___ EXERCISE MATERIAL

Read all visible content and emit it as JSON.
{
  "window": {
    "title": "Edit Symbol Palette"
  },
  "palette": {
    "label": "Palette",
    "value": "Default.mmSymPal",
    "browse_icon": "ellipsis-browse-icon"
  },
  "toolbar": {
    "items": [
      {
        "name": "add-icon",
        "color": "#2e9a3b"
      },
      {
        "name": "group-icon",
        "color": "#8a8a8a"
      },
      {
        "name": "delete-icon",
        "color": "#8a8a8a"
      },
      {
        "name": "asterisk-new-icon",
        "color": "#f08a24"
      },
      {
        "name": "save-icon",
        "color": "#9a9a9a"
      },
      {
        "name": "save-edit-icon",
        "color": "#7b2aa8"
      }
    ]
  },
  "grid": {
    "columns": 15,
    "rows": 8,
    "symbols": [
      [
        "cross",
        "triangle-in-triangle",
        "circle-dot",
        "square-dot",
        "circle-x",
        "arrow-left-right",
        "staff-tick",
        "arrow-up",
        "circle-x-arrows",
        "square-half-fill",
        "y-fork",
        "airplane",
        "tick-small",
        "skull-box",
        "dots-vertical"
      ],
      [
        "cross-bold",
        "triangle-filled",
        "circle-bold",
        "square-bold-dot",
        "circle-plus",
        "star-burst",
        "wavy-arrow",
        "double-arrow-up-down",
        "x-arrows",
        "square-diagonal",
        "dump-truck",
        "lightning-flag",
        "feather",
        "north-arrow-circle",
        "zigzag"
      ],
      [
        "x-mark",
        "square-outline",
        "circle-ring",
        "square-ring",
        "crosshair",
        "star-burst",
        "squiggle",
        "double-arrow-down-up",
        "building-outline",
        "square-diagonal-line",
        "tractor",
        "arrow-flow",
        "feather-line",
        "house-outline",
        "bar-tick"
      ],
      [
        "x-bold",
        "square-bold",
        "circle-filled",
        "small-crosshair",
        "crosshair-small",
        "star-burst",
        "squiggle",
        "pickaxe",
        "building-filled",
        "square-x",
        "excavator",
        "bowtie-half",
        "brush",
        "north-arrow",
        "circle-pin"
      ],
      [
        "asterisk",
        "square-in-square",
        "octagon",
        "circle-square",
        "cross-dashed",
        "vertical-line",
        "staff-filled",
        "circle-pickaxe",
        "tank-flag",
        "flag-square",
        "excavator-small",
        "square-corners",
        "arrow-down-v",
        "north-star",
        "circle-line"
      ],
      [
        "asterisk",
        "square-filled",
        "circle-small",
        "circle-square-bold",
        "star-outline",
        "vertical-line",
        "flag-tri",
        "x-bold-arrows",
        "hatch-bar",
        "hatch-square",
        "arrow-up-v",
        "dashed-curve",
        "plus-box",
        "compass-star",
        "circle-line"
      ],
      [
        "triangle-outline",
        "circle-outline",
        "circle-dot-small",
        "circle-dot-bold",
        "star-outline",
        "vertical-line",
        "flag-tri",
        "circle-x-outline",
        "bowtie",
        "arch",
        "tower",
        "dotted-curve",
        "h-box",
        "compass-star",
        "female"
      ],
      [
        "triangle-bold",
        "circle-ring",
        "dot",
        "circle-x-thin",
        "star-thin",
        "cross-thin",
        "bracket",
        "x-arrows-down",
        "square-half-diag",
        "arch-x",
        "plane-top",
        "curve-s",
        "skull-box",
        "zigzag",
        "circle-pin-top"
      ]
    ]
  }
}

______

• [TASK REQUIREMENTS]: Quote the listing in full, please, keeping every line exact.

• [WRITTEN ANSWER]:
Read all visible content and emit it as JSON.
{
  "window": {
    "title": "Edit Symbol Palette"
  },
  "palette": {
    "label": "Palette",
    "value": "Default.mmSymPal",
    "browse_icon": "ellipsis-browse-icon"
  },
  "toolbar": {
    "items": [
      {
        "name": "add-icon",
        "color": "#2e9a3b"
      },
      {
        "name": "group-icon",
        "color": "#8a8a8a"
      },
      {
        "name": "delete-icon",
        "color": "#8a8a8a"
      },
      {
        "name": "asterisk-new-icon",
        "color": "#f08a24"
      },
      {
        "name": "save-icon",
        "color": "#9a9a9a"
      },
      {
        "name": "save-edit-icon",
        "color": "#7b2aa8"
      }
    ]
  },
  "grid": {
    "columns": 15,
    "rows": 8,
    "symbols": [
      [
        "cross",
        "triangle-in-triangle",
        "circle-dot",
        "square-dot",
        "circle-x",
        "arrow-left-right",
        "staff-tick",
        "arrow-up",
        "circle-x-arrows",
        "square-half-fill",
        "y-fork",
        "airplane",
        "tick-small",
        "skull-box",
        "dots-vertical"
      ],
      [
        "cross-bold",
        "triangle-filled",
        "circle-bold",
        "square-bold-dot",
        "circle-plus",
        "star-burst",
        "wavy-arrow",
        "double-arrow-up-down",
        "x-arrows",
        "square-diagonal",
        "dump-truck",
        "lightning-flag",
        "feather",
        "north-arrow-circle",
        "zigzag"
      ],
      [
        "x-mark",
        "square-outline",
        "circle-ring",
        "square-ring",
        "crosshair",
        "star-burst",
        "squiggle",
        "double-arrow-down-up",
        "building-outline",
        "square-diagonal-line",
        "tractor",
        "arrow-flow",
        "feather-line",
        "house-outline",
        "bar-tick"
      ],
      [
        "x-bold",
        "square-bold",
        "circle-filled",
        "small-crosshair",
        "crosshair-small",
        "star-burst",
        "squiggle",
        "pickaxe",
        "building-filled",
        "square-x",
        "excavator",
        "bowtie-half",
        "brush",
        "north-arrow",
        "circle-pin"
      ],
      [
        "asterisk",
        "square-in-square",
        "octagon",
        "circle-square",
        "cross-dashed",
        "vertical-line",
        "staff-filled",
        "circle-pickaxe",
        "tank-flag",
        "flag-square",
        "excavator-small",
        "square-corners",
        "arrow-down-v",
        "north-star",
        "circle-line"
      ],
      [
        "asterisk",
        "square-filled",
        "circle-small",
        "circle-square-bold",
        "star-outline",
        "vertical-line",
        "flag-tri",
        "x-bold-arrows",
        "hatch-bar",
        "hatch-square",
        "arrow-up-v",
        "dashed-curve",
        "plus-box",
        "compass-star",
        "circle-line"
      ],
      [
        "triangle-outline",
        "circle-outline",
        "circle-dot-small",
        "circle-dot-bold",
        "star-outline",
        "vertical-line",
        "flag-tri",
        "circle-x-outline",
        "bowtie",
        "arch",
        "tower",
        "dotted-curve",
        "h-box",
        "compass-star",
        "female"
      ],
      [
        "triangle-bold",
        "circle-ring",
        "dot",
        "circle-x-thin",
        "star-thin",
        "cross-thin",
        "bracket",
        "x-arrows-down",
        "square-half-diag",
        "arch-x",
        "plane-top",
        "curve-s",
        "skull-box",
        "zigzag",
        "circle-pin-top"
      ]
    ]
  }
}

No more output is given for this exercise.